Repeat the records below exactly, leaving out every picture.

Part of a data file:
-- begin --

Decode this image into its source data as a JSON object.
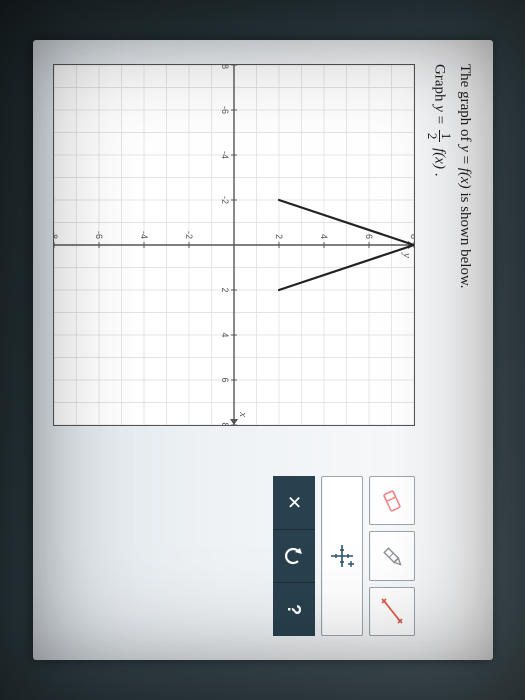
{
  "problem": {
    "line1_prefix": "The graph of ",
    "line1_eq_lhs": "y",
    "line1_eq_rhs": "f(x)",
    "line1_suffix": " is shown below.",
    "line2_prefix": "Graph ",
    "line2_lhs": "y",
    "line2_frac_num": "1",
    "line2_frac_den": "2",
    "line2_fx": "f(x)",
    "line2_period": "."
  },
  "graph": {
    "xmin": -8,
    "xmax": 8,
    "ymin": -8,
    "ymax": 8,
    "tick_step": 2,
    "grid_color": "#d7dde2",
    "axis_color": "#555",
    "tick_label_color": "#555",
    "tick_fontsize": 9,
    "axis_label_y": "y",
    "axis_label_x": "x",
    "curve": {
      "type": "polyline",
      "points": [
        [
          -2,
          2
        ],
        [
          0,
          8
        ],
        [
          2,
          2
        ]
      ],
      "stroke": "#222",
      "stroke_width": 2.2
    },
    "background": "#ffffff"
  },
  "tools": {
    "eraser_color": "#f08a8c",
    "pencil_color": "#8a9298",
    "line_end_color": "#e05a4a",
    "grid_stroke": "#28536b",
    "dark_bg": "#29414f",
    "close_label": "✕",
    "undo_label": "↶",
    "help_label": "?"
  },
  "colors": {
    "screen_bg_top": "#fbfbfc",
    "screen_bg_bottom": "#dfe6eb",
    "border": "#555"
  }
}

-- end --

- REPLY -
Decode this image into its source data as a JSON object.
{
  "problem": {
    "line1_prefix": "The graph of ",
    "line1_eq_lhs": "y",
    "line1_eq_rhs": "f(x)",
    "line1_suffix": " is shown below.",
    "line2_prefix": "Graph ",
    "line2_lhs": "y",
    "line2_frac_num": "1",
    "line2_frac_den": "2",
    "line2_fx": "f(x)",
    "line2_period": "."
  },
  "graph": {
    "xmin": -8,
    "xmax": 8,
    "ymin": -8,
    "ymax": 8,
    "tick_step": 2,
    "grid_color": "#d7dde2",
    "axis_color": "#555",
    "tick_label_color": "#555",
    "tick_fontsize": 9,
    "axis_label_y": "y",
    "axis_label_x": "x",
    "curve": {
      "type": "polyline",
      "points": [
        [
          -2,
          2
        ],
        [
          0,
          8
        ],
        [
          2,
          2
        ]
      ],
      "stroke": "#222",
      "stroke_width": 2.2
    },
    "background": "#ffffff"
  },
  "tools": {
    "eraser_color": "#f08a8c",
    "pencil_color": "#8a9298",
    "line_end_color": "#e05a4a",
    "grid_stroke": "#28536b",
    "dark_bg": "#29414f",
    "close_label": "✕",
    "undo_label": "↶",
    "help_label": "?"
  },
  "colors": {
    "screen_bg_top": "#fbfbfc",
    "screen_bg_bottom": "#dfe6eb",
    "border": "#555"
  }
}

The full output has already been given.